[START GIVEN DATA]

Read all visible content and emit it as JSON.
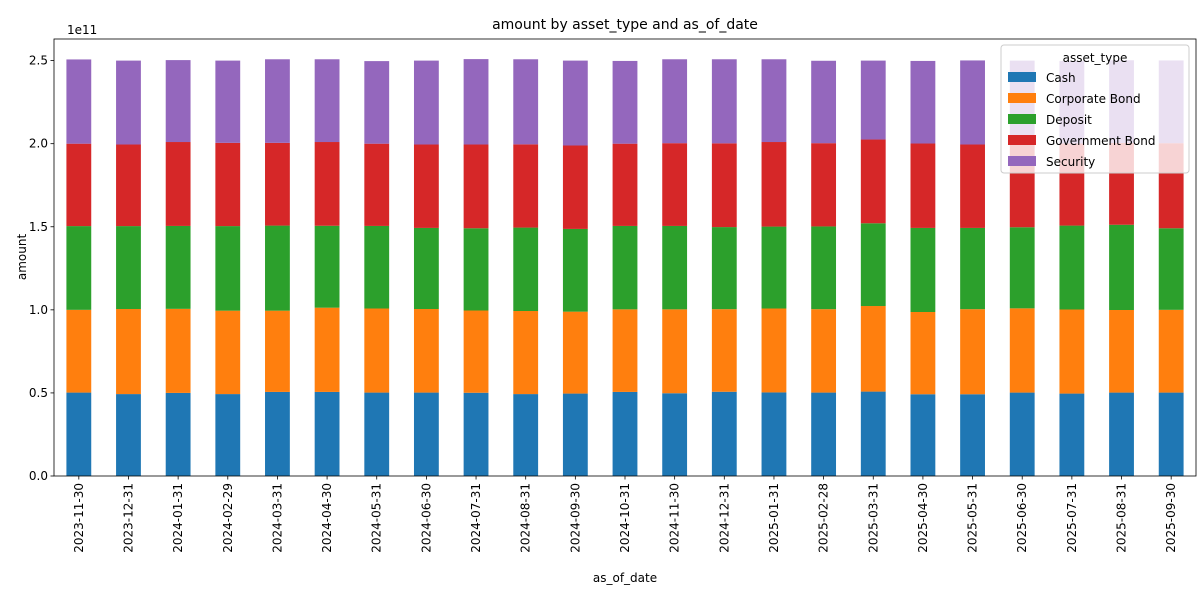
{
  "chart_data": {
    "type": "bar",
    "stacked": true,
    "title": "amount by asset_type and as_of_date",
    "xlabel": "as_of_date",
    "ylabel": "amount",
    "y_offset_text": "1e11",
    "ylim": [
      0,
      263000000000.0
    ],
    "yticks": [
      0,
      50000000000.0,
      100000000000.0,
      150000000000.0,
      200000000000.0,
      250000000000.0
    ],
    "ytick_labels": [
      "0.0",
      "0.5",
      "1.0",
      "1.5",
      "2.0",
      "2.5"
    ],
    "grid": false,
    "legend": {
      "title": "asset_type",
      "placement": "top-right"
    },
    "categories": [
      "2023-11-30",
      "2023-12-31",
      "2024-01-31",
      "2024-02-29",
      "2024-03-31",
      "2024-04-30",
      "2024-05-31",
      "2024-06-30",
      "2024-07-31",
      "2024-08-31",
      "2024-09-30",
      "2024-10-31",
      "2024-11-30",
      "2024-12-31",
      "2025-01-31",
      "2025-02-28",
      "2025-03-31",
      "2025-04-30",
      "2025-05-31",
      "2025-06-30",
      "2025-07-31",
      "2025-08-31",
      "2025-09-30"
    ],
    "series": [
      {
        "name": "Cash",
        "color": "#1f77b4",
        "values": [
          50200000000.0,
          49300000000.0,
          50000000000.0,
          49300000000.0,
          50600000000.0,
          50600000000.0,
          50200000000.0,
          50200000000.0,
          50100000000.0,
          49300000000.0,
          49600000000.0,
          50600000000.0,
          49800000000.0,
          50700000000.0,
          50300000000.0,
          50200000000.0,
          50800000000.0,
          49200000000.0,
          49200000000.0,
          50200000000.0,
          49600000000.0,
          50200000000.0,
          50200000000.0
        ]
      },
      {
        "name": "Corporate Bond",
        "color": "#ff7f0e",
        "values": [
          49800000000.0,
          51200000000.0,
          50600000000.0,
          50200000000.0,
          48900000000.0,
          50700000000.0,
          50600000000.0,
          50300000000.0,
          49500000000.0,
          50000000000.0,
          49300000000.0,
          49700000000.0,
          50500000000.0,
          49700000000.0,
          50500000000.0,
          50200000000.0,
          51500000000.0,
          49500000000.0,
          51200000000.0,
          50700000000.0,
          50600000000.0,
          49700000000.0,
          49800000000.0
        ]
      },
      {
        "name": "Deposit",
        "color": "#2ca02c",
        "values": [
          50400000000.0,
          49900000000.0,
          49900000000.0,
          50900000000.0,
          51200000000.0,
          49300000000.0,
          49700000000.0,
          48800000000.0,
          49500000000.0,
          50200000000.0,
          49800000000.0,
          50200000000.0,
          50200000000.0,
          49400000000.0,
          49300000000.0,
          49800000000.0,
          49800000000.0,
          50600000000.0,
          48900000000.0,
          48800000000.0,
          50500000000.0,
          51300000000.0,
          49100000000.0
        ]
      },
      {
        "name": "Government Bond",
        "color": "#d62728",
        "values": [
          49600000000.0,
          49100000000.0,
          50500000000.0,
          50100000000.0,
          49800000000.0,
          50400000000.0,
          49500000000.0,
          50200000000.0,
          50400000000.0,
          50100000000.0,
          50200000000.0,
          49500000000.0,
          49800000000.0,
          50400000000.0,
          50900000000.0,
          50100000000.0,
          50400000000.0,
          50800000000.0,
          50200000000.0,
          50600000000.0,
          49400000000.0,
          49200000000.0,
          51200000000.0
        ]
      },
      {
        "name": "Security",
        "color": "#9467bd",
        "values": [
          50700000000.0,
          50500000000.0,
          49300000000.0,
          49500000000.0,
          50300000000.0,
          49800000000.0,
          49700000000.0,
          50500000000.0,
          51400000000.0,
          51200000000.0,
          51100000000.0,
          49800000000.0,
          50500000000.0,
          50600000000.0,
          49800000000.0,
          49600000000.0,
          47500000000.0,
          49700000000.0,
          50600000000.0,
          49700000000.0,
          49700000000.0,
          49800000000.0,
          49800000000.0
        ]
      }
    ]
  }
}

[END GIVEN DATA]

> [WHAT TO WORK ON]: Identify the lines that hold the word "color". Copy every one of them.

> [OUTPUT BELOW]:
        "color": "#1f77b4",
        "color": "#ff7f0e",
        "color": "#2ca02c",
        "color": "#d62728",
        "color": "#9467bd",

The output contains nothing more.